+++ STORED ROWS

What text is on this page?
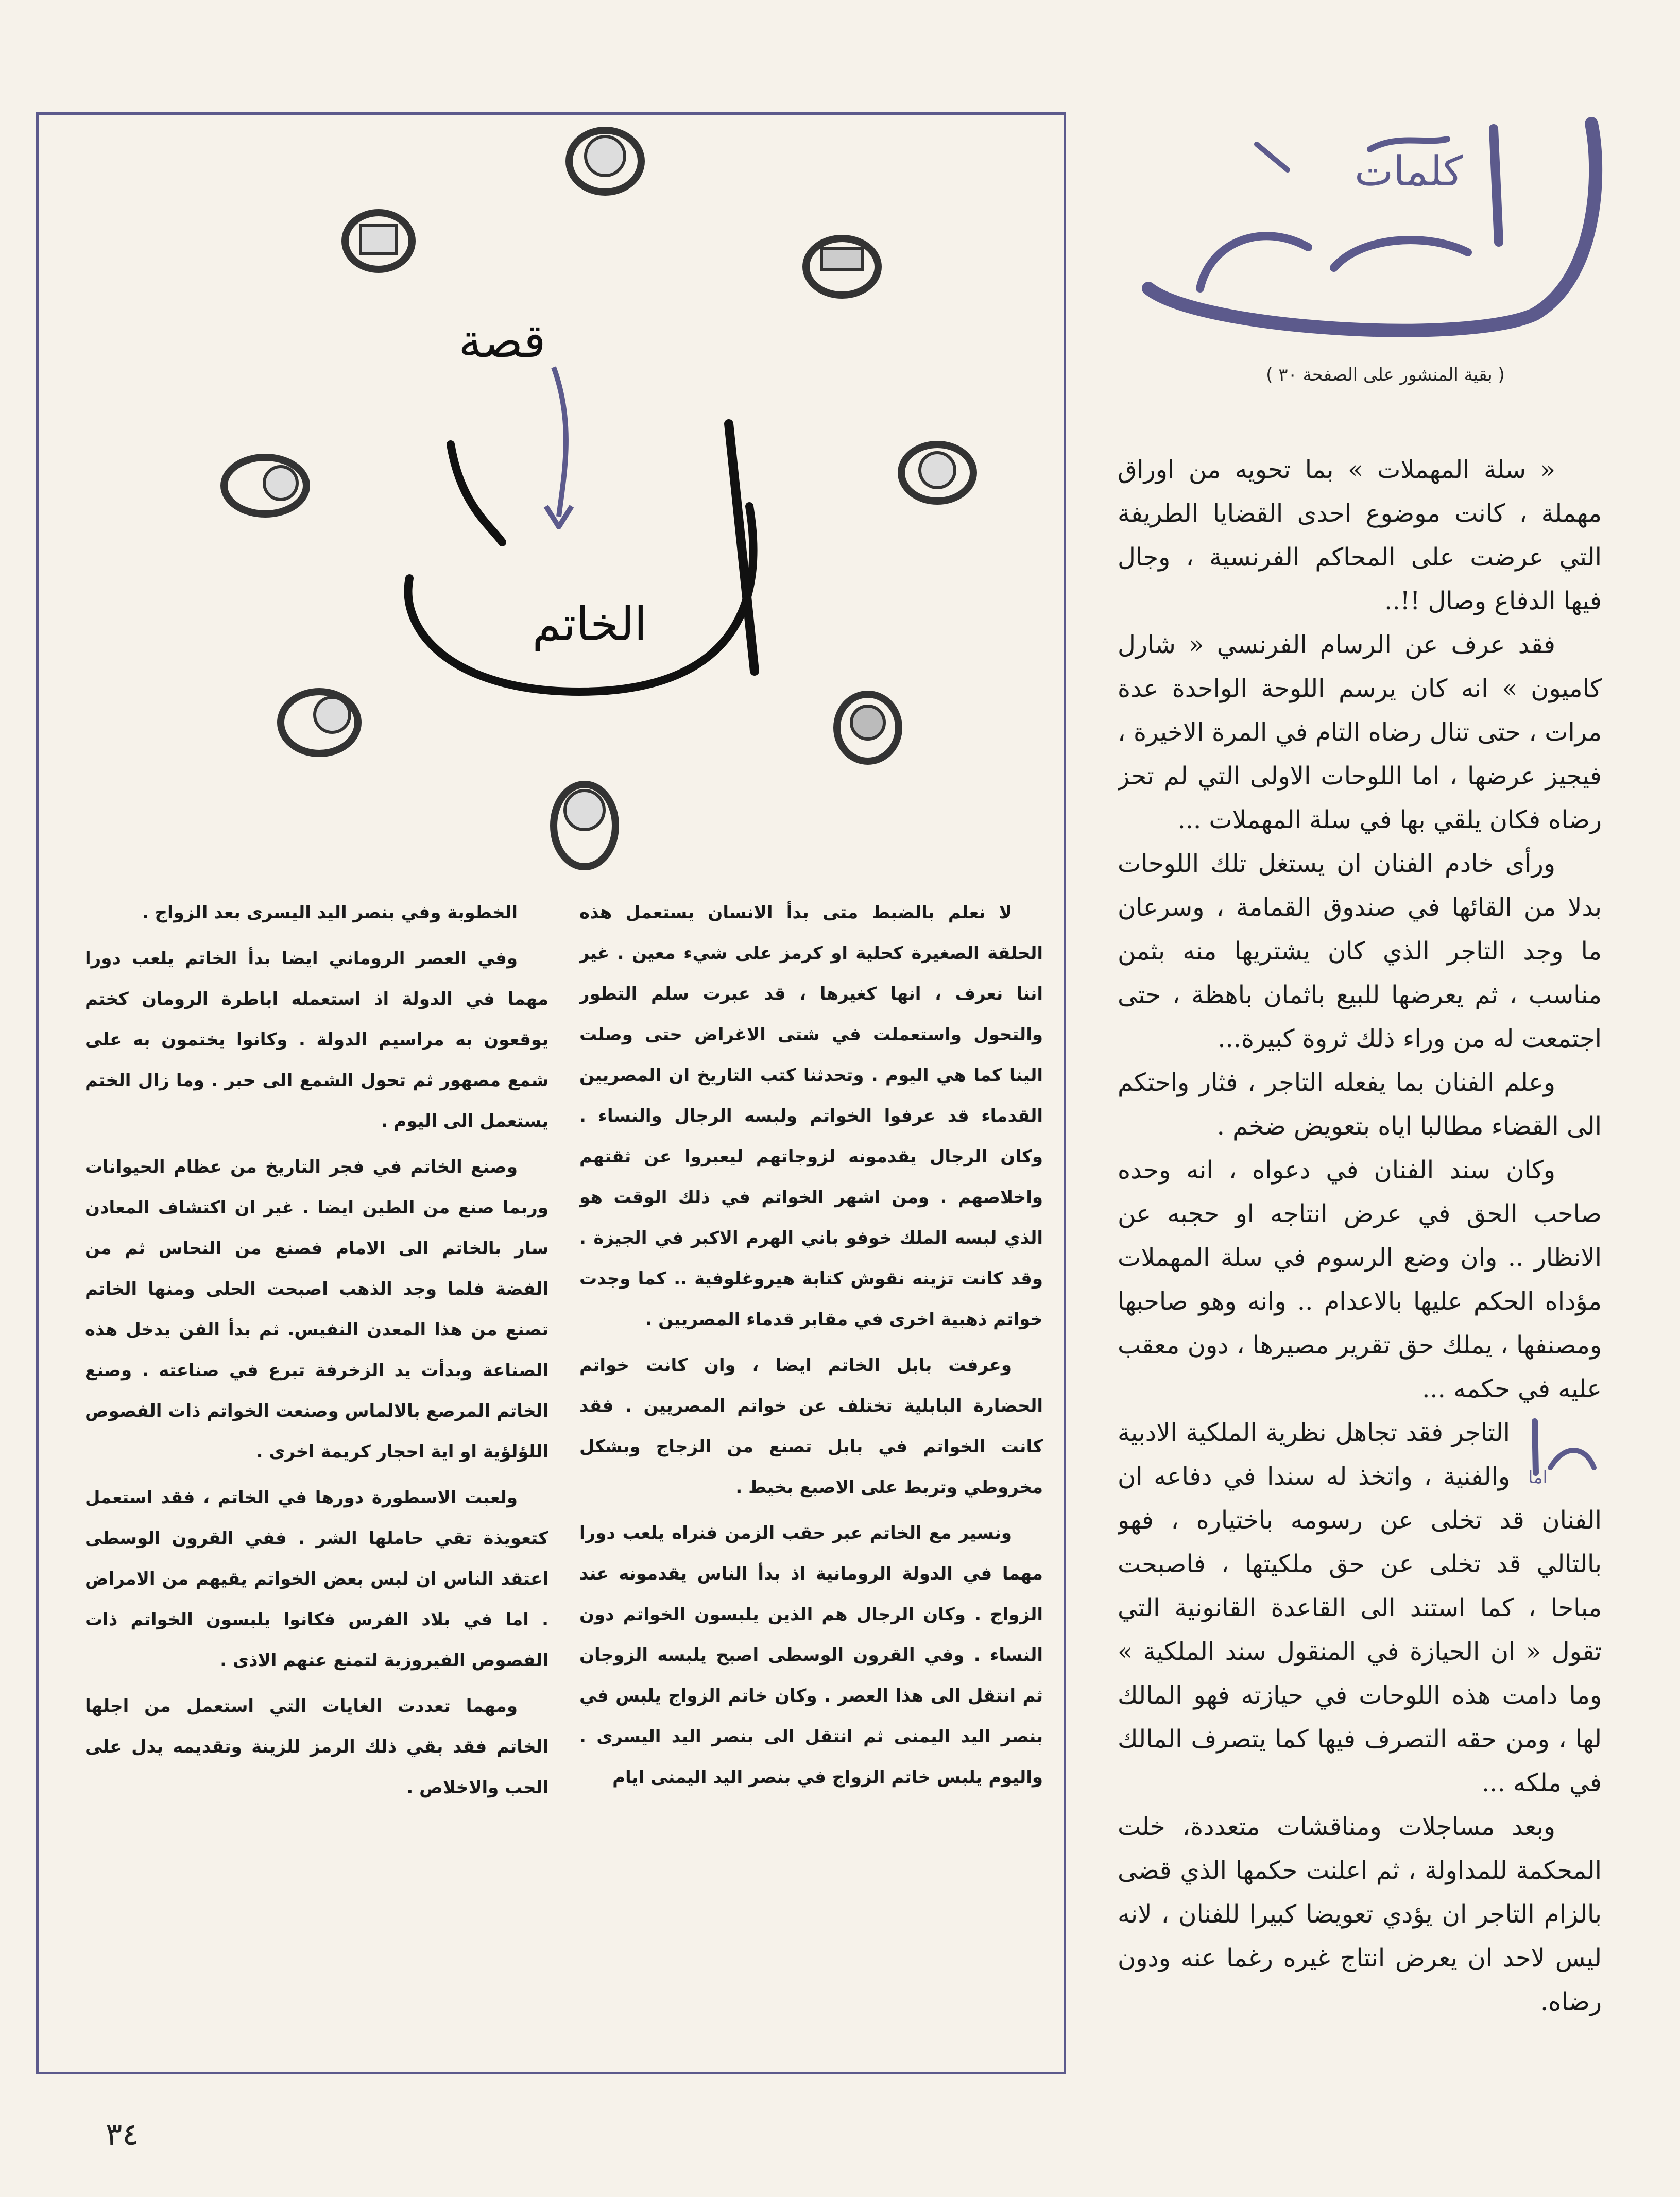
كلمات
( بقية المنشور على الصفحة ٣٠ )

« سلة المهملات » بما تحويه من اوراق مهملة ، كانت موضوع احدى القضايا الطريفة التي عرضت على المحاكم الفرنسية ، وجال فيها الدفاع وصال !!..

فقد عرف عن الرسام الفرنسي « شارل كاميون » انه كان يرسم اللوحة الواحدة عدة مرات ، حتى تنال رضاه التام في المرة الاخيرة ، فيجيز عرضها ، اما اللوحات الاولى التي لم تحز رضاه فكان يلقي بها في سلة المهملات ...

ورأى خادم الفنان ان يستغل تلك اللوحات بدلا من القائها في صندوق القمامة ، وسرعان ما وجد التاجر الذي كان يشتريها منه بثمن مناسب ، ثم يعرضها للبيع باثمان باهظة ، حتى اجتمعت له من وراء ذلك ثروة كبيرة...

وعلم الفنان بما يفعله التاجر ، فثار واحتكم الى القضاء مطالبا اياه بتعويض ضخم .

وكان سند الفنان في دعواه ، انه وحده صاحب الحق في عرض انتاجه او حجبه عن الانظار .. وان وضع الرسوم في سلة المهملات مؤداه الحكم عليها بالاعدام .. وانه وهو صاحبها ومصنفها ، يملك حق تقرير مصيرها ، دون معقب عليه في حكمه ...

اما
التاجر فقد تجاهل نظرية الملكية الادبية والفنية ، واتخذ له سندا في دفاعه ان الفنان قد تخلى عن رسومه باختياره ، فهو بالتالي قد تخلى عن حق ملكيتها ، فاصبحت مباحا ، كما استند الى القاعدة القانونية التي تقول « ان الحيازة في المنقول سند الملكية » وما دامت هذه اللوحات في حيازته فهو المالك لها ، ومن حقه التصرف فيها كما يتصرف المالك في ملكه ...

وبعد مساجلات ومناقشات متعددة، خلت المحكمة للمداولة ، ثم اعلنت حكمها الذي قضى بالزام التاجر ان يؤدي تعويضا كبيرا للفنان ، لانه ليس لاحد ان يعرض انتاج غيره رغما عنه ودون رضاه.

قصة
الخاتم

لا نعلم بالضبط متى بدأ الانسان يستعمل هذه الحلقة الصغيرة كحلية او كرمز على شيء معين . غير اننا نعرف ، انها كغيرها ، قد عبرت سلم التطور والتحول واستعملت في شتى الاغراض حتى وصلت الينا كما هي اليوم . وتحدثنا كتب التاريخ ان المصريين القدماء قد عرفوا الخواتم ولبسه الرجال والنساء . وكان الرجال يقدمونه لزوجاتهم ليعبروا عن ثقتهم واخلاصهم . ومن اشهر الخواتم في ذلك الوقت هو الذي لبسه الملك خوفو باني الهرم الاكبر في الجيزة . وقد كانت تزينه نقوش كتابة هيروغلوفية .. كما وجدت خواتم ذهبية اخرى في مقابر قدماء المصريين .

وعرفت بابل الخاتم ايضا ، وان كانت خواتم الحضارة البابلية تختلف عن خواتم المصريين . فقد كانت الخواتم في بابل تصنع من الزجاج وبشكل مخروطي وتربط على الاصبع بخيط .

ونسير مع الخاتم عبر حقب الزمن فنراه يلعب دورا مهما في الدولة الرومانية اذ بدأ الناس يقدمونه عند الزواج . وكان الرجال هم الذين يلبسون الخواتم دون النساء . وفي القرون الوسطى اصبح يلبسه الزوجان ثم انتقل الى هذا العصر . وكان خاتم الزواج يلبس في بنصر اليد اليمنى ثم انتقل الى بنصر اليد اليسرى . واليوم يلبس خاتم الزواج في بنصر اليد اليمنى ايام

الخطوبة وفي بنصر اليد اليسرى بعد الزواج .

وفي العصر الروماني ايضا بدأ الخاتم يلعب دورا مهما في الدولة اذ استعمله اباطرة الرومان كختم يوقعون به مراسيم الدولة . وكانوا يختمون به على شمع مصهور ثم تحول الشمع الى حبر . وما زال الختم يستعمل الى اليوم .

وصنع الخاتم في فجر التاريخ من عظام الحيوانات وربما صنع من الطين ايضا . غير ان اكتشاف المعادن سار بالخاتم الى الامام فصنع من النحاس ثم من الفضة فلما وجد الذهب اصبحت الحلى ومنها الخاتم تصنع من هذا المعدن النفيس. ثم بدأ الفن يدخل هذه الصناعة وبدأت يد الزخرفة تبرع في صناعته . وصنع الخاتم المرصع بالالماس وصنعت الخواتم ذات الفصوص اللؤلؤية او اية احجار كريمة اخرى .

ولعبت الاسطورة دورها في الخاتم ، فقد استعمل كتعويذة تقي حاملها الشر . ففي القرون الوسطى اعتقد الناس ان لبس بعض الخواتم يقيهم من الامراض . اما في بلاد الفرس فكانوا يلبسون الخواتم ذات الفصوص الفيروزية لتمنع عنهم الاذى .

ومهما تعددت الغايات التي استعمل من اجلها الخاتم فقد بقي ذلك الرمز للزينة وتقديمه يدل على الحب والاخلاص .

٣٤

++++++

_WORK TO BE COMPLETED_
All of the material above needs to be restated exactly, with no pictures.

_ANSWER BELOW_
What text is on this page?
كلمات
( بقية المنشور على الصفحة ٣٠ )

« سلة المهملات » بما تحويه من اوراق مهملة ، كانت موضوع احدى القضايا الطريفة التي عرضت على المحاكم الفرنسية ، وجال فيها الدفاع وصال !!..

فقد عرف عن الرسام الفرنسي « شارل كاميون » انه كان يرسم اللوحة الواحدة عدة مرات ، حتى تنال رضاه التام في المرة الاخيرة ، فيجيز عرضها ، اما اللوحات الاولى التي لم تحز رضاه فكان يلقي بها في سلة المهملات ...

ورأى خادم الفنان ان يستغل تلك اللوحات بدلا من القائها في صندوق القمامة ، وسرعان ما وجد التاجر الذي كان يشتريها منه بثمن مناسب ، ثم يعرضها للبيع باثمان باهظة ، حتى اجتمعت له من وراء ذلك ثروة كبيرة...

وعلم الفنان بما يفعله التاجر ، فثار واحتكم الى القضاء مطالبا اياه بتعويض ضخم .

وكان سند الفنان في دعواه ، انه وحده صاحب الحق في عرض انتاجه او حجبه عن الانظار .. وان وضع الرسوم في سلة المهملات مؤداه الحكم عليها بالاعدام .. وانه وهو صاحبها ومصنفها ، يملك حق تقرير مصيرها ، دون معقب عليه في حكمه ...

اما
التاجر فقد تجاهل نظرية الملكية الادبية والفنية ، واتخذ له سندا في دفاعه ان الفنان قد تخلى عن رسومه باختياره ، فهو بالتالي قد تخلى عن حق ملكيتها ، فاصبحت مباحا ، كما استند الى القاعدة القانونية التي تقول « ان الحيازة في المنقول سند الملكية » وما دامت هذه اللوحات في حيازته فهو المالك لها ، ومن حقه التصرف فيها كما يتصرف المالك في ملكه ...

وبعد مساجلات ومناقشات متعددة، خلت المحكمة للمداولة ، ثم اعلنت حكمها الذي قضى بالزام التاجر ان يؤدي تعويضا كبيرا للفنان ، لانه ليس لاحد ان يعرض انتاج غيره رغما عنه ودون رضاه.

قصة
الخاتم

لا نعلم بالضبط متى بدأ الانسان يستعمل هذه الحلقة الصغيرة كحلية او كرمز على شيء معين . غير اننا نعرف ، انها كغيرها ، قد عبرت سلم التطور والتحول واستعملت في شتى الاغراض حتى وصلت الينا كما هي اليوم . وتحدثنا كتب التاريخ ان المصريين القدماء قد عرفوا الخواتم ولبسه الرجال والنساء . وكان الرجال يقدمونه لزوجاتهم ليعبروا عن ثقتهم واخلاصهم . ومن اشهر الخواتم في ذلك الوقت هو الذي لبسه الملك خوفو باني الهرم الاكبر في الجيزة . وقد كانت تزينه نقوش كتابة هيروغلوفية .. كما وجدت خواتم ذهبية اخرى في مقابر قدماء المصريين .

وعرفت بابل الخاتم ايضا ، وان كانت خواتم الحضارة البابلية تختلف عن خواتم المصريين . فقد كانت الخواتم في بابل تصنع من الزجاج وبشكل مخروطي وتربط على الاصبع بخيط .

ونسير مع الخاتم عبر حقب الزمن فنراه يلعب دورا مهما في الدولة الرومانية اذ بدأ الناس يقدمونه عند الزواج . وكان الرجال هم الذين يلبسون الخواتم دون النساء . وفي القرون الوسطى اصبح يلبسه الزوجان ثم انتقل الى هذا العصر . وكان خاتم الزواج يلبس في بنصر اليد اليمنى ثم انتقل الى بنصر اليد اليسرى . واليوم يلبس خاتم الزواج في بنصر اليد اليمنى ايام

الخطوبة وفي بنصر اليد اليسرى بعد الزواج .

وفي العصر الروماني ايضا بدأ الخاتم يلعب دورا مهما في الدولة اذ استعمله اباطرة الرومان كختم يوقعون به مراسيم الدولة . وكانوا يختمون به على شمع مصهور ثم تحول الشمع الى حبر . وما زال الختم يستعمل الى اليوم .

وصنع الخاتم في فجر التاريخ من عظام الحيوانات وربما صنع من الطين ايضا . غير ان اكتشاف المعادن سار بالخاتم الى الامام فصنع من النحاس ثم من الفضة فلما وجد الذهب اصبحت الحلى ومنها الخاتم تصنع من هذا المعدن النفيس. ثم بدأ الفن يدخل هذه الصناعة وبدأت يد الزخرفة تبرع في صناعته . وصنع الخاتم المرصع بالالماس وصنعت الخواتم ذات الفصوص اللؤلؤية او اية احجار كريمة اخرى .

ولعبت الاسطورة دورها في الخاتم ، فقد استعمل كتعويذة تقي حاملها الشر . ففي القرون الوسطى اعتقد الناس ان لبس بعض الخواتم يقيهم من الامراض . اما في بلاد الفرس فكانوا يلبسون الخواتم ذات الفصوص الفيروزية لتمنع عنهم الاذى .

ومهما تعددت الغايات التي استعمل من اجلها الخاتم فقد بقي ذلك الرمز للزينة وتقديمه يدل على الحب والاخلاص .

٣٤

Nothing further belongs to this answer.